(Figure contents as structured data)
━━━━━━━━━━━━━━━━

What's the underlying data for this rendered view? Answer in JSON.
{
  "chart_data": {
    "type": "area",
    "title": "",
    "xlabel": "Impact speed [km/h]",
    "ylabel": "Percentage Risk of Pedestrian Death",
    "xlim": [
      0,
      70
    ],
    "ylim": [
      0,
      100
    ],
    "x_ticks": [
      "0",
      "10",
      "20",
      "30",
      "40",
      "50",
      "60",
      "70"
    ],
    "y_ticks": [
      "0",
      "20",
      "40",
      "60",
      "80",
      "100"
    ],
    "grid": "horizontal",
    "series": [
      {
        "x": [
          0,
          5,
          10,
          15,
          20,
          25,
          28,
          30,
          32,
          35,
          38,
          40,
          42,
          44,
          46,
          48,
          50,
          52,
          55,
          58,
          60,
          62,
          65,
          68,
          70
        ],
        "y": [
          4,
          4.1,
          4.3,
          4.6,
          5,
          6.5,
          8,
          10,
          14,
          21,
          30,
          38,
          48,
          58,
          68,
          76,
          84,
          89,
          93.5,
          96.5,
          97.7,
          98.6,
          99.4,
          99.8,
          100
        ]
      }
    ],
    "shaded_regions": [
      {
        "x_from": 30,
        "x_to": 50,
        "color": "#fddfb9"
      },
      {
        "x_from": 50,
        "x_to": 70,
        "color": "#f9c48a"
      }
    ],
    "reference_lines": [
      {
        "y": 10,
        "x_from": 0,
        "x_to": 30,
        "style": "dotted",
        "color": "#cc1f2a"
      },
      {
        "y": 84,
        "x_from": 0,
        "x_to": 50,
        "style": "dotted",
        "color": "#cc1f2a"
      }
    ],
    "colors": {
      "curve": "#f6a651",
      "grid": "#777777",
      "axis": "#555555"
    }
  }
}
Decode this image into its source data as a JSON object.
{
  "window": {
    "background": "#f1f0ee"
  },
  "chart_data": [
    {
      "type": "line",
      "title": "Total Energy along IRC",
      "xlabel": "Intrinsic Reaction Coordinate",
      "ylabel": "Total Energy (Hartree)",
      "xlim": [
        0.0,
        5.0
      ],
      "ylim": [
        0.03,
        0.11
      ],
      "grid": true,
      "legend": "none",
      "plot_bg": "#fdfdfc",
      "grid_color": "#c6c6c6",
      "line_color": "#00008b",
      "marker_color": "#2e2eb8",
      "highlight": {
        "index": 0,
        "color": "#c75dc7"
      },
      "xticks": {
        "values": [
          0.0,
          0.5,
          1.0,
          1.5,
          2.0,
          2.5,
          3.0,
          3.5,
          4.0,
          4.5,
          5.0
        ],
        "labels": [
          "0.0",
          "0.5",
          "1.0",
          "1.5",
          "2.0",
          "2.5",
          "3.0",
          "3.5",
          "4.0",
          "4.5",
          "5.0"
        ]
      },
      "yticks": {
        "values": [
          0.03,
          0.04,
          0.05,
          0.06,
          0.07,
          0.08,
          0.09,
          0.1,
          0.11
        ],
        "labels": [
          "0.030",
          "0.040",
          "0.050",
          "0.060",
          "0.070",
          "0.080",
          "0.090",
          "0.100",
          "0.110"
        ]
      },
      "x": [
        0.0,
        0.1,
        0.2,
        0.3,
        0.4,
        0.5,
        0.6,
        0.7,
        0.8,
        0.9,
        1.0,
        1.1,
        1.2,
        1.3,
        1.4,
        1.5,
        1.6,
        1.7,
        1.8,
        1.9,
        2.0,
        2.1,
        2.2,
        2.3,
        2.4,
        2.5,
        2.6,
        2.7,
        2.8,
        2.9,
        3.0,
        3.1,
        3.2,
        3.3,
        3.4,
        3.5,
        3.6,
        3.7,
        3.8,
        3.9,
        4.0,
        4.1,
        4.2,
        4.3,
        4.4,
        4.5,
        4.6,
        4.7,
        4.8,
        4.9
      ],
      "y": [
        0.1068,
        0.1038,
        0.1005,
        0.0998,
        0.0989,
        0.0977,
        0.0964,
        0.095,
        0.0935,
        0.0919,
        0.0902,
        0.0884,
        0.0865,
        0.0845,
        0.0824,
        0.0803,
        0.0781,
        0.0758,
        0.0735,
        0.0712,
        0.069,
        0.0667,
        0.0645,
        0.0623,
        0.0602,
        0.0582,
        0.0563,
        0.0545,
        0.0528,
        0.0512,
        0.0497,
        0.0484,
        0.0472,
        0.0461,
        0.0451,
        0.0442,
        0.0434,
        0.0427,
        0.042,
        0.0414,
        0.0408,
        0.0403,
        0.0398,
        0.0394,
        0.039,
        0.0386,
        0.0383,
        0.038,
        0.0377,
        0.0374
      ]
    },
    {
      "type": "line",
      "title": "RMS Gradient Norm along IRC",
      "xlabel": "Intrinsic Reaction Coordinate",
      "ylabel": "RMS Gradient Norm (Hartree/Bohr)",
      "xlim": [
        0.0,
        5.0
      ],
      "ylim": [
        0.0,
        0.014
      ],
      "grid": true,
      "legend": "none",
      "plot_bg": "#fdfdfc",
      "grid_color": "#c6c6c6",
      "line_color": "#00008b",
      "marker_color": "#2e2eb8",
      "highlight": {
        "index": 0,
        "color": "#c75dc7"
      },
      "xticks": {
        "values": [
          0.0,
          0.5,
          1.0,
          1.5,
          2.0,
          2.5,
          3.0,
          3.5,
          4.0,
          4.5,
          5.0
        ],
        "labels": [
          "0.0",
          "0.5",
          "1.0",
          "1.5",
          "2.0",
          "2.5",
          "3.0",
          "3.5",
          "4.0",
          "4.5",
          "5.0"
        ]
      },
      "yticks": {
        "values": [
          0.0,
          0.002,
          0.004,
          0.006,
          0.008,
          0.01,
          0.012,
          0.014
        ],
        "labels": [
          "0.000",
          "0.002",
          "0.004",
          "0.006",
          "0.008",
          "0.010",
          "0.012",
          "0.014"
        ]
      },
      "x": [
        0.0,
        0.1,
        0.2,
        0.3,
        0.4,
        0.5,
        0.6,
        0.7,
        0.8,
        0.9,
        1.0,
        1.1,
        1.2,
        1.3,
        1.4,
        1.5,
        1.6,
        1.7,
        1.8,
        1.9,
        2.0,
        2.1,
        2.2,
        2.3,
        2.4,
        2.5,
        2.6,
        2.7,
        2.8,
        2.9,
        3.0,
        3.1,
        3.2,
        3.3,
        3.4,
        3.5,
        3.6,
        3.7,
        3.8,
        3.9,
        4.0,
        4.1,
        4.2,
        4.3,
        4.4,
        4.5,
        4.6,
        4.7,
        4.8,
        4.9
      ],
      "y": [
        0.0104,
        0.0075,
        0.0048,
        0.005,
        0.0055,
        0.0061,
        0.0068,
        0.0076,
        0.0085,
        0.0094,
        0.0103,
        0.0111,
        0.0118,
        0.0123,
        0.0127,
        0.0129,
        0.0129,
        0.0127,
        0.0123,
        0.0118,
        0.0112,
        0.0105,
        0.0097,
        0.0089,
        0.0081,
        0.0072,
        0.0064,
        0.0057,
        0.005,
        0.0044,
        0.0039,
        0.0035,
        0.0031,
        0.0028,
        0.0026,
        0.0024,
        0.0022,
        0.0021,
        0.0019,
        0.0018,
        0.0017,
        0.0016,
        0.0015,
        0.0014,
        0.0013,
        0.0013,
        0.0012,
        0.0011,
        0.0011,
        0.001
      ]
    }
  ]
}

━━━━━━━━━━━━━━━━

What you should do: Copy every line of the material, please, keeping it exactly the same.

Output for this task:
What's the underlying data for this rendered view? Answer in JSON.
{
  "chart_data": {
    "type": "area",
    "title": "",
    "xlabel": "Impact speed [km/h]",
    "ylabel": "Percentage Risk of Pedestrian Death",
    "xlim": [
      0,
      70
    ],
    "ylim": [
      0,
      100
    ],
    "x_ticks": [
      "0",
      "10",
      "20",
      "30",
      "40",
      "50",
      "60",
      "70"
    ],
    "y_ticks": [
      "0",
      "20",
      "40",
      "60",
      "80",
      "100"
    ],
    "grid": "horizontal",
    "series": [
      {
        "x": [
          0,
          5,
          10,
          15,
          20,
          25,
          28,
          30,
          32,
          35,
          38,
          40,
          42,
          44,
          46,
          48,
          50,
          52,
          55,
          58,
          60,
          62,
          65,
          68,
          70
        ],
        "y": [
          4,
          4.1,
          4.3,
          4.6,
          5,
          6.5,
          8,
          10,
          14,
          21,
          30,
          38,
          48,
          58,
          68,
          76,
          84,
          89,
          93.5,
          96.5,
          97.7,
          98.6,
          99.4,
          99.8,
          100
        ]
      }
    ],
    "shaded_regions": [
      {
        "x_from": 30,
        "x_to": 50,
        "color": "#fddfb9"
      },
      {
        "x_from": 50,
        "x_to": 70,
        "color": "#f9c48a"
      }
    ],
    "reference_lines": [
      {
        "y": 10,
        "x_from": 0,
        "x_to": 30,
        "style": "dotted",
        "color": "#cc1f2a"
      },
      {
        "y": 84,
        "x_from": 0,
        "x_to": 50,
        "style": "dotted",
        "color": "#cc1f2a"
      }
    ],
    "colors": {
      "curve": "#f6a651",
      "grid": "#777777",
      "axis": "#555555"
    }
  }
}
Decode this image into its source data as a JSON object.
{
  "window": {
    "background": "#f1f0ee"
  },
  "chart_data": [
    {
      "type": "line",
      "title": "Total Energy along IRC",
      "xlabel": "Intrinsic Reaction Coordinate",
      "ylabel": "Total Energy (Hartree)",
      "xlim": [
        0.0,
        5.0
      ],
      "ylim": [
        0.03,
        0.11
      ],
      "grid": true,
      "legend": "none",
      "plot_bg": "#fdfdfc",
      "grid_color": "#c6c6c6",
      "line_color": "#00008b",
      "marker_color": "#2e2eb8",
      "highlight": {
        "index": 0,
        "color": "#c75dc7"
      },
      "xticks": {
        "values": [
          0.0,
          0.5,
          1.0,
          1.5,
          2.0,
          2.5,
          3.0,
          3.5,
          4.0,
          4.5,
          5.0
        ],
        "labels": [
          "0.0",
          "0.5",
          "1.0",
          "1.5",
          "2.0",
          "2.5",
          "3.0",
          "3.5",
          "4.0",
          "4.5",
          "5.0"
        ]
      },
      "yticks": {
        "values": [
          0.03,
          0.04,
          0.05,
          0.06,
          0.07,
          0.08,
          0.09,
          0.1,
          0.11
        ],
        "labels": [
          "0.030",
          "0.040",
          "0.050",
          "0.060",
          "0.070",
          "0.080",
          "0.090",
          "0.100",
          "0.110"
        ]
      },
      "x": [
        0.0,
        0.1,
        0.2,
        0.3,
        0.4,
        0.5,
        0.6,
        0.7,
        0.8,
        0.9,
        1.0,
        1.1,
        1.2,
        1.3,
        1.4,
        1.5,
        1.6,
        1.7,
        1.8,
        1.9,
        2.0,
        2.1,
        2.2,
        2.3,
        2.4,
        2.5,
        2.6,
        2.7,
        2.8,
        2.9,
        3.0,
        3.1,
        3.2,
        3.3,
        3.4,
        3.5,
        3.6,
        3.7,
        3.8,
        3.9,
        4.0,
        4.1,
        4.2,
        4.3,
        4.4,
        4.5,
        4.6,
        4.7,
        4.8,
        4.9
      ],
      "y": [
        0.1068,
        0.1038,
        0.1005,
        0.0998,
        0.0989,
        0.0977,
        0.0964,
        0.095,
        0.0935,
        0.0919,
        0.0902,
        0.0884,
        0.0865,
        0.0845,
        0.0824,
        0.0803,
        0.0781,
        0.0758,
        0.0735,
        0.0712,
        0.069,
        0.0667,
        0.0645,
        0.0623,
        0.0602,
        0.0582,
        0.0563,
        0.0545,
        0.0528,
        0.0512,
        0.0497,
        0.0484,
        0.0472,
        0.0461,
        0.0451,
        0.0442,
        0.0434,
        0.0427,
        0.042,
        0.0414,
        0.0408,
        0.0403,
        0.0398,
        0.0394,
        0.039,
        0.0386,
        0.0383,
        0.038,
        0.0377,
        0.0374
      ]
    },
    {
      "type": "line",
      "title": "RMS Gradient Norm along IRC",
      "xlabel": "Intrinsic Reaction Coordinate",
      "ylabel": "RMS Gradient Norm (Hartree/Bohr)",
      "xlim": [
        0.0,
        5.0
      ],
      "ylim": [
        0.0,
        0.014
      ],
      "grid": true,
      "legend": "none",
      "plot_bg": "#fdfdfc",
      "grid_color": "#c6c6c6",
      "line_color": "#00008b",
      "marker_color": "#2e2eb8",
      "highlight": {
        "index": 0,
        "color": "#c75dc7"
      },
      "xticks": {
        "values": [
          0.0,
          0.5,
          1.0,
          1.5,
          2.0,
          2.5,
          3.0,
          3.5,
          4.0,
          4.5,
          5.0
        ],
        "labels": [
          "0.0",
          "0.5",
          "1.0",
          "1.5",
          "2.0",
          "2.5",
          "3.0",
          "3.5",
          "4.0",
          "4.5",
          "5.0"
        ]
      },
      "yticks": {
        "values": [
          0.0,
          0.002,
          0.004,
          0.006,
          0.008,
          0.01,
          0.012,
          0.014
        ],
        "labels": [
          "0.000",
          "0.002",
          "0.004",
          "0.006",
          "0.008",
          "0.010",
          "0.012",
          "0.014"
        ]
      },
      "x": [
        0.0,
        0.1,
        0.2,
        0.3,
        0.4,
        0.5,
        0.6,
        0.7,
        0.8,
        0.9,
        1.0,
        1.1,
        1.2,
        1.3,
        1.4,
        1.5,
        1.6,
        1.7,
        1.8,
        1.9,
        2.0,
        2.1,
        2.2,
        2.3,
        2.4,
        2.5,
        2.6,
        2.7,
        2.8,
        2.9,
        3.0,
        3.1,
        3.2,
        3.3,
        3.4,
        3.5,
        3.6,
        3.7,
        3.8,
        3.9,
        4.0,
        4.1,
        4.2,
        4.3,
        4.4,
        4.5,
        4.6,
        4.7,
        4.8,
        4.9
      ],
      "y": [
        0.0104,
        0.0075,
        0.0048,
        0.005,
        0.0055,
        0.0061,
        0.0068,
        0.0076,
        0.0085,
        0.0094,
        0.0103,
        0.0111,
        0.0118,
        0.0123,
        0.0127,
        0.0129,
        0.0129,
        0.0127,
        0.0123,
        0.0118,
        0.0112,
        0.0105,
        0.0097,
        0.0089,
        0.0081,
        0.0072,
        0.0064,
        0.0057,
        0.005,
        0.0044,
        0.0039,
        0.0035,
        0.0031,
        0.0028,
        0.0026,
        0.0024,
        0.0022,
        0.0021,
        0.0019,
        0.0018,
        0.0017,
        0.0016,
        0.0015,
        0.0014,
        0.0013,
        0.0013,
        0.0012,
        0.0011,
        0.0011,
        0.001
      ]
    }
  ]
}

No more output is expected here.